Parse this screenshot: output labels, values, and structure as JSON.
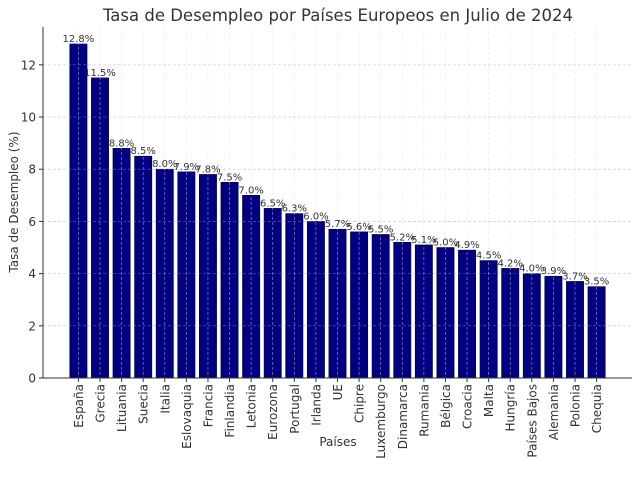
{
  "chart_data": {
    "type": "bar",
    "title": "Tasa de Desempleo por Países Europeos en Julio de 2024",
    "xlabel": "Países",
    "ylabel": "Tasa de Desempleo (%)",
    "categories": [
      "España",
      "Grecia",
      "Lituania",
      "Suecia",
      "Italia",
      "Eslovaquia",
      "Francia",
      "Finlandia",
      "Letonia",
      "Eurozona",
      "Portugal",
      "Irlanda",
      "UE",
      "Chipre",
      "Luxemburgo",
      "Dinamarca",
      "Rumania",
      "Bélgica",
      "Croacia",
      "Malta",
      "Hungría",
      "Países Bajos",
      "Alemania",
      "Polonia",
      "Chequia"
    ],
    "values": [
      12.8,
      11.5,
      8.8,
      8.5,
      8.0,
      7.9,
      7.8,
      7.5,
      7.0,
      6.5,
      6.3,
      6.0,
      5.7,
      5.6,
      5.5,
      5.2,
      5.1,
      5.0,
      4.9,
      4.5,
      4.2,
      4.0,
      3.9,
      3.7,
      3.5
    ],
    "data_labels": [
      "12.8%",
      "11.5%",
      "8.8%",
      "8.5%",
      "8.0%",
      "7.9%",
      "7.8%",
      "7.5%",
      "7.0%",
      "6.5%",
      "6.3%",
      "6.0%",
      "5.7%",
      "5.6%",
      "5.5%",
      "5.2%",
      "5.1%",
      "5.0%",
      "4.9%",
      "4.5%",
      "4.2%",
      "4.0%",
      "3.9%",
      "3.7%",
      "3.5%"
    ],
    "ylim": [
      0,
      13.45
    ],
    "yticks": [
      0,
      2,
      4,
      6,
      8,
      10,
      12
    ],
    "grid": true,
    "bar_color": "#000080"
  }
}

Problem description: Report the number of lines containing the string "Tasa" and add nothing to it.

Finished task: 2